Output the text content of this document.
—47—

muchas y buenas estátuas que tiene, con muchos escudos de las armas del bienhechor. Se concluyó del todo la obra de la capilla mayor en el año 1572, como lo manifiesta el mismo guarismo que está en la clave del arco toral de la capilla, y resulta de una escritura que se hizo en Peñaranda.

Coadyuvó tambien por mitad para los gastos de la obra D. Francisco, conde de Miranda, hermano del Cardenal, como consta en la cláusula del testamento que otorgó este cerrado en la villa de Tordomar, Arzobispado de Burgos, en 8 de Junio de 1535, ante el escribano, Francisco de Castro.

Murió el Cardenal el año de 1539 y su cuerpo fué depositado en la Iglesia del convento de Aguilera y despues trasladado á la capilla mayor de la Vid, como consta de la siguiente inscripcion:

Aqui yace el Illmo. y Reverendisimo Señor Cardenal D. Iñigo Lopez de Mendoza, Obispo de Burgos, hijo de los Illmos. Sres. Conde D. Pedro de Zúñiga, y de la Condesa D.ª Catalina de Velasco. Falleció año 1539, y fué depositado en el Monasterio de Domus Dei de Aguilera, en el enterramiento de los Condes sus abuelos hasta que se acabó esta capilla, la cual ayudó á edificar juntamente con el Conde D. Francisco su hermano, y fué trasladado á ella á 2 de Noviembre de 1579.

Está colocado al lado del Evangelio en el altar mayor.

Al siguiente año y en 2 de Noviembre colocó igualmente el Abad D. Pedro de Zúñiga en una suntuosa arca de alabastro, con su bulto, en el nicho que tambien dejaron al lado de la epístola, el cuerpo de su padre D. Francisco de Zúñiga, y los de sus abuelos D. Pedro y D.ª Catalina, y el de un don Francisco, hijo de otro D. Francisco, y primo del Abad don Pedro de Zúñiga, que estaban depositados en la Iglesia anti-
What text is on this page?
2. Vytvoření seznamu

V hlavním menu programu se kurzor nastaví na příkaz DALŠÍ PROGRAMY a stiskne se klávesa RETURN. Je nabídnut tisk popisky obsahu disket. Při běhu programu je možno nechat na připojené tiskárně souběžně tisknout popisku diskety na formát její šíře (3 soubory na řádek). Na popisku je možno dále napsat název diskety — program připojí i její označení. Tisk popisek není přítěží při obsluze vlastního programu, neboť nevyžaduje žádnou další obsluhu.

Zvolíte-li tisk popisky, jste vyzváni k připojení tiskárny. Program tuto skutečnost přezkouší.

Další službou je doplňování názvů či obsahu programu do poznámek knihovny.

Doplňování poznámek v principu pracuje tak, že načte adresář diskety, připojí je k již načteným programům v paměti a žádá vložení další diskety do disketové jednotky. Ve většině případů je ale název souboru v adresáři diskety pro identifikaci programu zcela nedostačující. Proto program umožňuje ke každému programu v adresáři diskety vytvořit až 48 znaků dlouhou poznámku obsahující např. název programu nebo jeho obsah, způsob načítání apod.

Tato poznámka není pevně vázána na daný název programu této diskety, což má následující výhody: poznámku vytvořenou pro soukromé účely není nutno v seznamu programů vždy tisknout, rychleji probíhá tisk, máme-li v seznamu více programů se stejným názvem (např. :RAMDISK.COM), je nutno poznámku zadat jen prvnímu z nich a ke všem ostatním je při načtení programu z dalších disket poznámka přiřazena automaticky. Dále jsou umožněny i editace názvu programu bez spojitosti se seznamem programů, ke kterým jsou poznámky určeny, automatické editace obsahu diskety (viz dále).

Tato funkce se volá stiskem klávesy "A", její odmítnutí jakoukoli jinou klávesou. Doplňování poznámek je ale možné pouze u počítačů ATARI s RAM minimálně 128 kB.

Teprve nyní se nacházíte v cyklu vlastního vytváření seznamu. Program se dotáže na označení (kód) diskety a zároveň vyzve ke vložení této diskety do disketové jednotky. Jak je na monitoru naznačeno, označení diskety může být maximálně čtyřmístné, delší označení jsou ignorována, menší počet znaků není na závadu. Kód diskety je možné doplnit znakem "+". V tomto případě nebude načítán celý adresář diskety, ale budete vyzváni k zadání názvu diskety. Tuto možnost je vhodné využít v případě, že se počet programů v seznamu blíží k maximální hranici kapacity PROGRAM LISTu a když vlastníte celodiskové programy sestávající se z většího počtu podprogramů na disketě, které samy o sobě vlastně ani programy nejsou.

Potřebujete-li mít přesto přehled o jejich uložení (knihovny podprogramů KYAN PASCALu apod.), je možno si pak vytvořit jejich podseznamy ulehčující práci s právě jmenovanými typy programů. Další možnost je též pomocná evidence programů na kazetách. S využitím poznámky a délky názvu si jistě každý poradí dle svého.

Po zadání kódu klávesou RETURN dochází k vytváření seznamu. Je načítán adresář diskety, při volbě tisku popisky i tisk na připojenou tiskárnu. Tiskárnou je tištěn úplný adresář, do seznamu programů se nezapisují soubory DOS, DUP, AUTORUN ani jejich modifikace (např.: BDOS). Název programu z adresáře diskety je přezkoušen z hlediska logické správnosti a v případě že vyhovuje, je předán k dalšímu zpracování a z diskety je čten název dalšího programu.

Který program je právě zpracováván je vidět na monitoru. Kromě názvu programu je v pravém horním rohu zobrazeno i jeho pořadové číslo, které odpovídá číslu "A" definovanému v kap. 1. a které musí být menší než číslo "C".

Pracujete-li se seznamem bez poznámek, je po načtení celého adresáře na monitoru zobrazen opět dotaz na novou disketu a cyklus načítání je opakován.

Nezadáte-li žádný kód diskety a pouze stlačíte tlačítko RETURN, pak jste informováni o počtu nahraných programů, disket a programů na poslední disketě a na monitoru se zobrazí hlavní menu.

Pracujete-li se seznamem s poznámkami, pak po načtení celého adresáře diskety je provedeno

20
= = = = =
Copy every line of the listing that contains the word "knihovny".

Další službou je doplňování názvů či obsahu programu do poznámek knihovny.
Potřebujete-li mít přesto přehled o jejich uložení (knihovny podprogramů KYAN PASCALu apod.), je možno si pak vytvořit jejich podseznamy ulehčující práci s právě jmenovanými typy programů. Další možnost je též pomocná evidence programů na kazetách. S využitím poznámky a délky názvu si jistě každý poradí dle svého.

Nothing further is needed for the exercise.